[Begin MATERIAL PROVIDED]

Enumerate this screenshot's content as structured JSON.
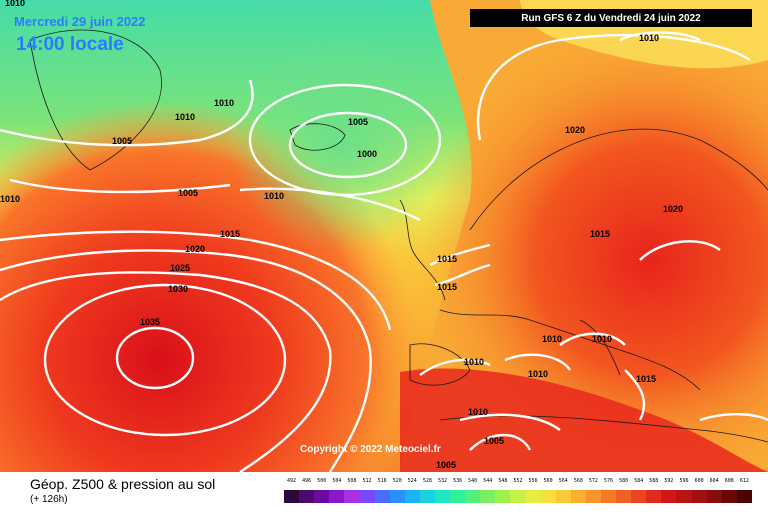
{
  "header": {
    "date": "Mercredi 29 juin 2022",
    "time": "14:00 locale",
    "run": "Run GFS 6 Z du Vendredi 24 juin 2022"
  },
  "map": {
    "copyright": "Copyright © 2022 Meteociel.fr",
    "isobar_labels": [
      "1035",
      "1030",
      "1025",
      "1020",
      "1015",
      "1005",
      "1010",
      "1010",
      "1005",
      "1010",
      "1010",
      "1010",
      "1005",
      "1000",
      "1020",
      "1010",
      "1015",
      "1020",
      "1015",
      "1015",
      "1010",
      "1010",
      "1010",
      "1010",
      "1015",
      "1010",
      "1005",
      "1005"
    ]
  },
  "footer": {
    "title": "Géop. Z500 & pression au sol",
    "lead": "(+ 126h)"
  },
  "scale": {
    "labels": [
      "492",
      "496",
      "500",
      "504",
      "508",
      "512",
      "516",
      "520",
      "524",
      "528",
      "532",
      "536",
      "540",
      "544",
      "548",
      "552",
      "556",
      "560",
      "564",
      "568",
      "572",
      "576",
      "580",
      "584",
      "588",
      "592",
      "596",
      "600",
      "604",
      "608",
      "612"
    ],
    "colors": [
      "#2a0a3a",
      "#4b0a6e",
      "#6a0aa0",
      "#8a18c8",
      "#a830e0",
      "#7a46ff",
      "#4a6cff",
      "#2a90ff",
      "#1ab4f5",
      "#18d2e0",
      "#1ee6c0",
      "#30f09a",
      "#52f07a",
      "#7af060",
      "#9ef050",
      "#c4f04a",
      "#e6ee46",
      "#f7e03e",
      "#fbc836",
      "#fbae30",
      "#f8942c",
      "#f47a28",
      "#f06024",
      "#ea4420",
      "#e02a1c",
      "#d01818",
      "#b81414",
      "#a01010",
      "#880c0c",
      "#6a0808",
      "#4a0404"
    ]
  }
}
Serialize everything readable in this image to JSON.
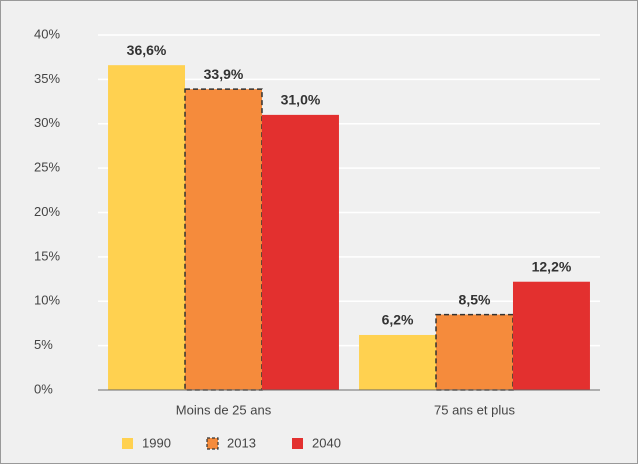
{
  "chart_data": {
    "type": "bar",
    "categories": [
      "Moins de 25 ans",
      "75 ans et plus"
    ],
    "series": [
      {
        "name": "1990",
        "color": "#ffd150",
        "values": [
          36.6,
          6.2
        ],
        "value_labels": [
          "36,6%",
          "6,2%"
        ]
      },
      {
        "name": "2013",
        "color": "#f58b3c",
        "dashed": true,
        "values": [
          33.9,
          8.5
        ],
        "value_labels": [
          "33,9%",
          "8,5%"
        ]
      },
      {
        "name": "2040",
        "color": "#e3302f",
        "values": [
          31.0,
          12.2
        ],
        "value_labels": [
          "31,0%",
          "12,2%"
        ]
      }
    ],
    "ylim": [
      0,
      40
    ],
    "yticks": [
      {
        "value": 0,
        "label": "0%"
      },
      {
        "value": 5,
        "label": "5%"
      },
      {
        "value": 10,
        "label": "10%"
      },
      {
        "value": 15,
        "label": "15%"
      },
      {
        "value": 20,
        "label": "20%"
      },
      {
        "value": 25,
        "label": "25%"
      },
      {
        "value": 30,
        "label": "30%"
      },
      {
        "value": 35,
        "label": "35%"
      },
      {
        "value": 40,
        "label": "40%"
      }
    ],
    "grid": true,
    "legend": "bottom-left"
  }
}
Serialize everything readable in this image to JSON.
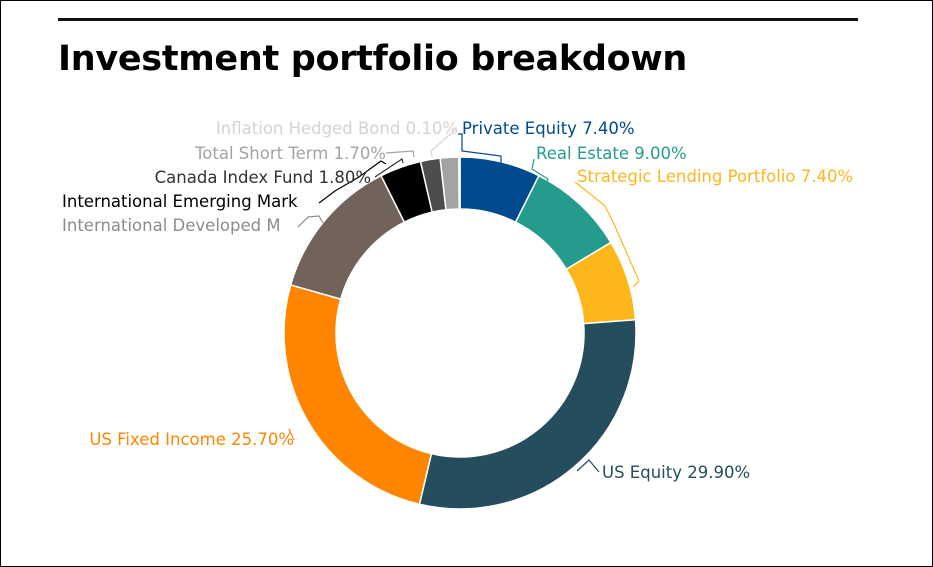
{
  "chart_data": {
    "type": "pie",
    "donut": true,
    "title": "Investment portfolio breakdown",
    "unit": "%",
    "slices": [
      {
        "name": "Private Equity",
        "value": 7.4,
        "label": "Private Equity 7.40%",
        "color": "#004A8D"
      },
      {
        "name": "Real Estate",
        "value": 9.0,
        "label": "Real Estate 9.00%",
        "color": "#259B8B"
      },
      {
        "name": "Strategic Lending Portfolio",
        "value": 7.4,
        "label": "Strategic Lending Portfolio 7.40%",
        "color": "#FDB71C"
      },
      {
        "name": "US Equity",
        "value": 29.9,
        "label": "US Equity 29.90%",
        "color": "#244D5D"
      },
      {
        "name": "US Fixed Income",
        "value": 25.7,
        "label": "US Fixed Income 25.70%",
        "color": "#FF8500"
      },
      {
        "name": "International Developed Markets",
        "value": 13.2,
        "label": "International Developed M",
        "color": "#716359"
      },
      {
        "name": "International Emerging Markets",
        "value": 3.8,
        "label": "International Emerging Mark",
        "color": "#000000"
      },
      {
        "name": "Canada Index Fund",
        "value": 1.8,
        "label": "Canada Index Fund 1.80%",
        "color": "#4D4D4D"
      },
      {
        "name": "Total Short Term",
        "value": 1.7,
        "label": "Total Short Term 1.70%",
        "color": "#A3A3A3"
      },
      {
        "name": "Inflation Hedged Bond",
        "value": 0.1,
        "label": "Inflation Hedged Bond 0.10%",
        "color": "#D3D3D3"
      }
    ],
    "label_colors": {
      "Private Equity": "#004A8D",
      "Real Estate": "#259B8B",
      "Strategic Lending Portfolio": "#FDB71C",
      "US Equity": "#244D5D",
      "US Fixed Income": "#FF8500",
      "International Developed Markets": "#8C8C8C",
      "International Emerging Markets": "#000000",
      "Canada Index Fund": "#333333",
      "Total Short Term": "#A3A3A3",
      "Inflation Hedged Bond": "#D3D3D3"
    },
    "legend": "none"
  }
}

[End MATERIAL PROVIDED]

WRITTEN PROBLEM:
Search the data for "title". Copy every line that has it.

ANSWER IN FULL:
    "title": "Géop. Z500 & pression au sol",
    "title": "Investment portfolio breakdown",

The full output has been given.